-- START OF Dataset --

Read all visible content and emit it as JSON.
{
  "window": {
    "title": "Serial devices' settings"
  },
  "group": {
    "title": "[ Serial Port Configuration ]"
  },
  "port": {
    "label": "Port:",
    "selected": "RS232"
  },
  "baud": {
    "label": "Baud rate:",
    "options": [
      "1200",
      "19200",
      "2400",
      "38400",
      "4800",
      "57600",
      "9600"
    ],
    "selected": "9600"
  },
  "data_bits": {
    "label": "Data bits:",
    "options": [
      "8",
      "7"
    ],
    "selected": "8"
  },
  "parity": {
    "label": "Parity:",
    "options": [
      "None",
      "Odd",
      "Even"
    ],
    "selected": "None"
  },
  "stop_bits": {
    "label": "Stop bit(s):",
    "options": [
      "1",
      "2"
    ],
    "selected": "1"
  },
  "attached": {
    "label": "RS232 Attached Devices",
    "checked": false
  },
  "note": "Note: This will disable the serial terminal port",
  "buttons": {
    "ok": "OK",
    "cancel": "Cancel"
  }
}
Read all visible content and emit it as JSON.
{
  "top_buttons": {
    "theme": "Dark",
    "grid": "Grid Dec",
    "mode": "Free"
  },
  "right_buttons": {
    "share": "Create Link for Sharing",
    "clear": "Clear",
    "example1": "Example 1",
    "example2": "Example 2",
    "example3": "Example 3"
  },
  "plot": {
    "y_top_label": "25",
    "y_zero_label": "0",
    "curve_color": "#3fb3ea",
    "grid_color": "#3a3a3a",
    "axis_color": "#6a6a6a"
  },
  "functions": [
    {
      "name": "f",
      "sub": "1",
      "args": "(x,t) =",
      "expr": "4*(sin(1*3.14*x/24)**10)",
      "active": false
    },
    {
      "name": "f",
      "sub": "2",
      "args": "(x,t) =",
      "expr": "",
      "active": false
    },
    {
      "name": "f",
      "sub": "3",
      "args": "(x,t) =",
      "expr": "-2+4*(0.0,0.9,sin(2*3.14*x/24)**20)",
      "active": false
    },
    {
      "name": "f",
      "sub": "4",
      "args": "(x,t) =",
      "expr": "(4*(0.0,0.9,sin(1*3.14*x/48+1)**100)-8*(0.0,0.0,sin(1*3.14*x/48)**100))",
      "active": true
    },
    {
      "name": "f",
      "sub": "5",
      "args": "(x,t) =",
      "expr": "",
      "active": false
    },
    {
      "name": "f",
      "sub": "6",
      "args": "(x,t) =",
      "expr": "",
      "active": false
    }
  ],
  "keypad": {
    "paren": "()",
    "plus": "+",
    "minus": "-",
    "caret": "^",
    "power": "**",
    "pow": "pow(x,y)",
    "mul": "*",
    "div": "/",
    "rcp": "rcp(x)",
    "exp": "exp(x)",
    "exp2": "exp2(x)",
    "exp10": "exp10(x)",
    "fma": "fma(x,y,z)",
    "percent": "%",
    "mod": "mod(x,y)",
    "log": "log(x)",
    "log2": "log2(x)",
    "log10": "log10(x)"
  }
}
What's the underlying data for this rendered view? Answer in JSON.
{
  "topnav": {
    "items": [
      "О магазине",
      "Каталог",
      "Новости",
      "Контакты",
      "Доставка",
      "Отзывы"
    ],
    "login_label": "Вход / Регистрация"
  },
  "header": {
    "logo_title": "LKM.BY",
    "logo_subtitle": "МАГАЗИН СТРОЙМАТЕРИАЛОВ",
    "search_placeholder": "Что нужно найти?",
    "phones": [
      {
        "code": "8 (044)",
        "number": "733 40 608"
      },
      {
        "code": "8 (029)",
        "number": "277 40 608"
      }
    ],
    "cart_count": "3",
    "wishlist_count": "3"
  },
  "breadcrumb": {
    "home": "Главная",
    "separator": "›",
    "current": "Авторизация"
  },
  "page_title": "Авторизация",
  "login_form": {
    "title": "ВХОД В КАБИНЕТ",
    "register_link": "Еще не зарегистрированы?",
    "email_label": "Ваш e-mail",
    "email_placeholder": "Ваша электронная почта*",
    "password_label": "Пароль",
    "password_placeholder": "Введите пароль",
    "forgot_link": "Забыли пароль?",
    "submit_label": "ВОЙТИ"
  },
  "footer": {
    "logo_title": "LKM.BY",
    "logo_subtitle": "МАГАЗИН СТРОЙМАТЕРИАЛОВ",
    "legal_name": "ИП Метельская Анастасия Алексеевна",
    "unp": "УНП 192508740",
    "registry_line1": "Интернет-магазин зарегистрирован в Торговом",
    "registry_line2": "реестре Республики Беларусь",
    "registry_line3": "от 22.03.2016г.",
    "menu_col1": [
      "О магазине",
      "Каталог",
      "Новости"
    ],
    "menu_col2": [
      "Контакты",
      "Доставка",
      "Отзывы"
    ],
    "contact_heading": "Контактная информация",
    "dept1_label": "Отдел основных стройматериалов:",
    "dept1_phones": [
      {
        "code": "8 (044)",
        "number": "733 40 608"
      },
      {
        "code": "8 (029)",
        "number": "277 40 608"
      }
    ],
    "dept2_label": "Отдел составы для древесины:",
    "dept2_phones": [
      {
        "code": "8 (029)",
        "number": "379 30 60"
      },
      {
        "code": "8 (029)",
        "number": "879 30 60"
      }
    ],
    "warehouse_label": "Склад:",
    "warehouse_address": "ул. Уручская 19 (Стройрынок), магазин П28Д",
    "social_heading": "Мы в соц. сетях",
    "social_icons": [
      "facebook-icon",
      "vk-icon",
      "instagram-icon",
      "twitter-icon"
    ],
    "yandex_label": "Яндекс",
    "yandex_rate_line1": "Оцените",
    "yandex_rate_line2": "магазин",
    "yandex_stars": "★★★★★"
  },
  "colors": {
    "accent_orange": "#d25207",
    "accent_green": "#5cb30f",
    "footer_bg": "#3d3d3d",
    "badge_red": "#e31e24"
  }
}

-- END OF Dataset --

Task directions: Reproduce all of the records exactly.

Output of the task:
Read all visible content and emit it as JSON.
{
  "window": {
    "title": "Serial devices' settings"
  },
  "group": {
    "title": "[ Serial Port Configuration ]"
  },
  "port": {
    "label": "Port:",
    "selected": "RS232"
  },
  "baud": {
    "label": "Baud rate:",
    "options": [
      "1200",
      "19200",
      "2400",
      "38400",
      "4800",
      "57600",
      "9600"
    ],
    "selected": "9600"
  },
  "data_bits": {
    "label": "Data bits:",
    "options": [
      "8",
      "7"
    ],
    "selected": "8"
  },
  "parity": {
    "label": "Parity:",
    "options": [
      "None",
      "Odd",
      "Even"
    ],
    "selected": "None"
  },
  "stop_bits": {
    "label": "Stop bit(s):",
    "options": [
      "1",
      "2"
    ],
    "selected": "1"
  },
  "attached": {
    "label": "RS232 Attached Devices",
    "checked": false
  },
  "note": "Note: This will disable the serial terminal port",
  "buttons": {
    "ok": "OK",
    "cancel": "Cancel"
  }
}
Read all visible content and emit it as JSON.
{
  "top_buttons": {
    "theme": "Dark",
    "grid": "Grid Dec",
    "mode": "Free"
  },
  "right_buttons": {
    "share": "Create Link for Sharing",
    "clear": "Clear",
    "example1": "Example 1",
    "example2": "Example 2",
    "example3": "Example 3"
  },
  "plot": {
    "y_top_label": "25",
    "y_zero_label": "0",
    "curve_color": "#3fb3ea",
    "grid_color": "#3a3a3a",
    "axis_color": "#6a6a6a"
  },
  "functions": [
    {
      "name": "f",
      "sub": "1",
      "args": "(x,t) =",
      "expr": "4*(sin(1*3.14*x/24)**10)",
      "active": false
    },
    {
      "name": "f",
      "sub": "2",
      "args": "(x,t) =",
      "expr": "",
      "active": false
    },
    {
      "name": "f",
      "sub": "3",
      "args": "(x,t) =",
      "expr": "-2+4*(0.0,0.9,sin(2*3.14*x/24)**20)",
      "active": false
    },
    {
      "name": "f",
      "sub": "4",
      "args": "(x,t) =",
      "expr": "(4*(0.0,0.9,sin(1*3.14*x/48+1)**100)-8*(0.0,0.0,sin(1*3.14*x/48)**100))",
      "active": true
    },
    {
      "name": "f",
      "sub": "5",
      "args": "(x,t) =",
      "expr": "",
      "active": false
    },
    {
      "name": "f",
      "sub": "6",
      "args": "(x,t) =",
      "expr": "",
      "active": false
    }
  ],
  "keypad": {
    "paren": "()",
    "plus": "+",
    "minus": "-",
    "caret": "^",
    "power": "**",
    "pow": "pow(x,y)",
    "mul": "*",
    "div": "/",
    "rcp": "rcp(x)",
    "exp": "exp(x)",
    "exp2": "exp2(x)",
    "exp10": "exp10(x)",
    "fma": "fma(x,y,z)",
    "percent": "%",
    "mod": "mod(x,y)",
    "log": "log(x)",
    "log2": "log2(x)",
    "log10": "log10(x)"
  }
}
What's the underlying data for this rendered view? Answer in JSON.
{
  "topnav": {
    "items": [
      "О магазине",
      "Каталог",
      "Новости",
      "Контакты",
      "Доставка",
      "Отзывы"
    ],
    "login_label": "Вход / Регистрация"
  },
  "header": {
    "logo_title": "LKM.BY",
    "logo_subtitle": "МАГАЗИН СТРОЙМАТЕРИАЛОВ",
    "search_placeholder": "Что нужно найти?",
    "phones": [
      {
        "code": "8 (044)",
        "number": "733 40 608"
      },
      {
        "code": "8 (029)",
        "number": "277 40 608"
      }
    ],
    "cart_count": "3",
    "wishlist_count": "3"
  },
  "breadcrumb": {
    "home": "Главная",
    "separator": "›",
    "current": "Авторизация"
  },
  "page_title": "Авторизация",
  "login_form": {
    "title": "ВХОД В КАБИНЕТ",
    "register_link": "Еще не зарегистрированы?",
    "email_label": "Ваш e-mail",
    "email_placeholder": "Ваша электронная почта*",
    "password_label": "Пароль",
    "password_placeholder": "Введите пароль",
    "forgot_link": "Забыли пароль?",
    "submit_label": "ВОЙТИ"
  },
  "footer": {
    "logo_title": "LKM.BY",
    "logo_subtitle": "МАГАЗИН СТРОЙМАТЕРИАЛОВ",
    "legal_name": "ИП Метельская Анастасия Алексеевна",
    "unp": "УНП 192508740",
    "registry_line1": "Интернет-магазин зарегистрирован в Торговом",
    "registry_line2": "реестре Республики Беларусь",
    "registry_line3": "от 22.03.2016г.",
    "menu_col1": [
      "О магазине",
      "Каталог",
      "Новости"
    ],
    "menu_col2": [
      "Контакты",
      "Доставка",
      "Отзывы"
    ],
    "contact_heading": "Контактная информация",
    "dept1_label": "Отдел основных стройматериалов:",
    "dept1_phones": [
      {
        "code": "8 (044)",
        "number": "733 40 608"
      },
      {
        "code": "8 (029)",
        "number": "277 40 608"
      }
    ],
    "dept2_label": "Отдел составы для древесины:",
    "dept2_phones": [
      {
        "code": "8 (029)",
        "number": "379 30 60"
      },
      {
        "code": "8 (029)",
        "number": "879 30 60"
      }
    ],
    "warehouse_label": "Склад:",
    "warehouse_address": "ул. Уручская 19 (Стройрынок), магазин П28Д",
    "social_heading": "Мы в соц. сетях",
    "social_icons": [
      "facebook-icon",
      "vk-icon",
      "instagram-icon",
      "twitter-icon"
    ],
    "yandex_label": "Яндекс",
    "yandex_rate_line1": "Оцените",
    "yandex_rate_line2": "магазин",
    "yandex_stars": "★★★★★"
  },
  "colors": {
    "accent_orange": "#d25207",
    "accent_green": "#5cb30f",
    "footer_bg": "#3d3d3d",
    "badge_red": "#e31e24"
  }
}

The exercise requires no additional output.